## PROBLEM STATEMENT
Select every line containing the word "title" from the material, and copy those lines.

[Excerpt from a dataset]
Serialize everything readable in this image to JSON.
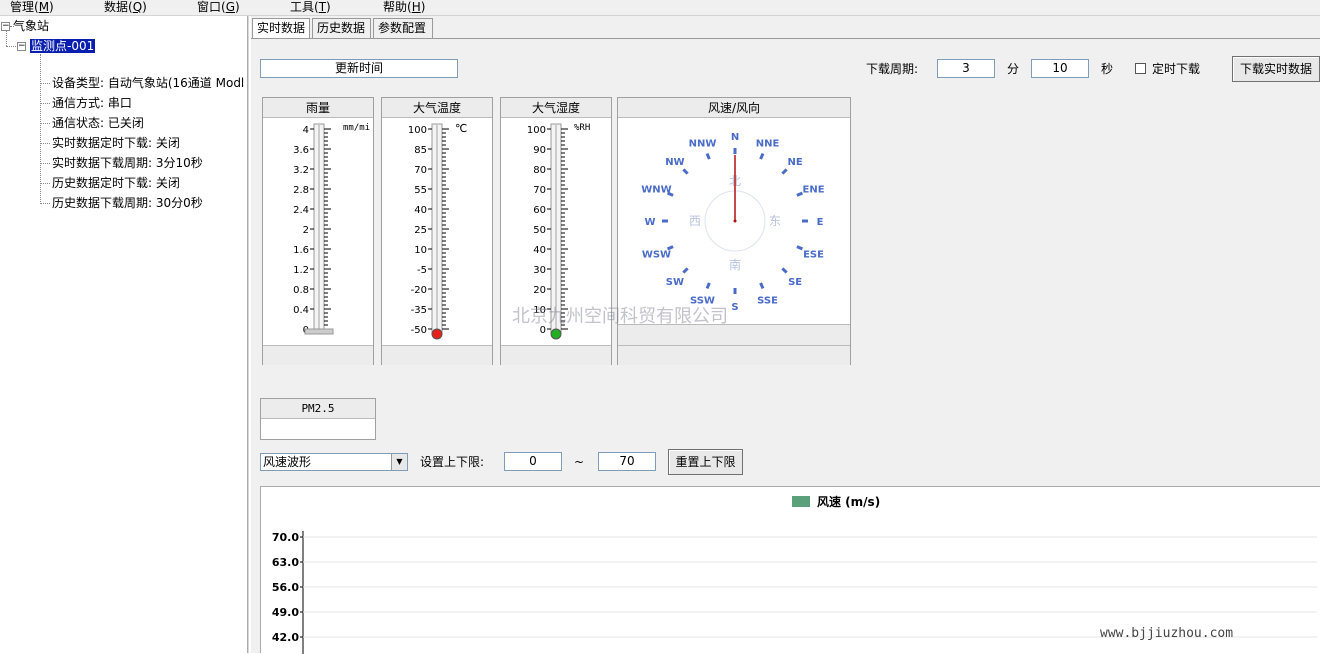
{
  "menu": [
    {
      "label": "管理(",
      "key": "M",
      "suffix": ")"
    },
    {
      "label": "数据(",
      "key": "Q",
      "suffix": ")"
    },
    {
      "label": "窗口(",
      "key": "G",
      "suffix": ")"
    },
    {
      "label": "工具(",
      "key": "T",
      "suffix": ")"
    },
    {
      "label": "帮助(",
      "key": "H",
      "suffix": ")"
    }
  ],
  "tree": {
    "root": "气象站",
    "node": "监测点-001",
    "children": [
      "设备类型: 自动气象站(16通道 Modl",
      "通信方式: 串口",
      "通信状态: 已关闭",
      "实时数据定时下载: 关闭",
      "实时数据下载周期: 3分10秒",
      "历史数据定时下载: 关闭",
      "历史数据下载周期: 30分0秒"
    ]
  },
  "tabs": [
    "实时数据",
    "历史数据",
    "参数配置"
  ],
  "toolbar": {
    "update_time_label": "更新时间",
    "period_label": "下载周期:",
    "minutes_value": "3",
    "minutes_unit": "分",
    "seconds_value": "10",
    "seconds_unit": "秒",
    "timed_download_label": "定时下载",
    "timed_download_checked": false,
    "download_button": "下载实时数据"
  },
  "gauges": {
    "rain": {
      "title": "雨量",
      "unit": "mm/mi",
      "ticks": [
        "4",
        "3.6",
        "3.2",
        "2.8",
        "2.4",
        "2",
        "1.6",
        "1.2",
        "0.8",
        "0.4",
        "0"
      ],
      "value": 0
    },
    "temperature": {
      "title": "大气温度",
      "unit": "℃",
      "ticks": [
        "100",
        "85",
        "70",
        "55",
        "40",
        "25",
        "10",
        "-5",
        "-20",
        "-35",
        "-50"
      ],
      "value": -50,
      "bulb_color": "#e8201a"
    },
    "humidity": {
      "title": "大气湿度",
      "unit": "%RH",
      "ticks": [
        "100",
        "90",
        "80",
        "70",
        "60",
        "50",
        "40",
        "30",
        "20",
        "10",
        "0"
      ],
      "value": 0,
      "bulb_color": "#22b022"
    },
    "wind": {
      "title": "风速/风向",
      "directions": [
        "N",
        "NNE",
        "NE",
        "ENE",
        "E",
        "ESE",
        "SE",
        "SSE",
        "S",
        "SSW",
        "SW",
        "WSW",
        "W",
        "WNW",
        "NW",
        "NNW"
      ],
      "cardinal_cn": {
        "north": "北",
        "east": "东",
        "south": "南",
        "west": "西"
      },
      "needle_direction": "N",
      "label_color": "#4a6cc8",
      "needle_color": "#b01010"
    }
  },
  "pm25": {
    "title": "PM2.5",
    "value": ""
  },
  "waveform": {
    "select_value": "风速波形",
    "limit_label": "设置上下限:",
    "lower": "0",
    "tilde": "~",
    "upper": "70",
    "reset_button": "重置上下限"
  },
  "watermark_center": "北京九州空间科贸有限公司",
  "watermark_corner": "www.bjjiuzhou.com",
  "chart_data": {
    "type": "line",
    "title": "",
    "series": [
      {
        "name": "风速 (m/s)",
        "values": [],
        "color": "#5ba07a"
      }
    ],
    "xlabel": "",
    "ylabel": "",
    "y_ticks": [
      "70.0",
      "63.0",
      "56.0",
      "49.0",
      "42.0"
    ],
    "ylim": [
      0,
      70
    ],
    "grid": true,
    "legend": "top-center"
  }
}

## EXPECTED OUTPUT
      "title": "雨量",
      "title": "大气温度",
      "title": "大气湿度",
      "title": "风速/风向",
    "title": "PM2.5",
    "title": "",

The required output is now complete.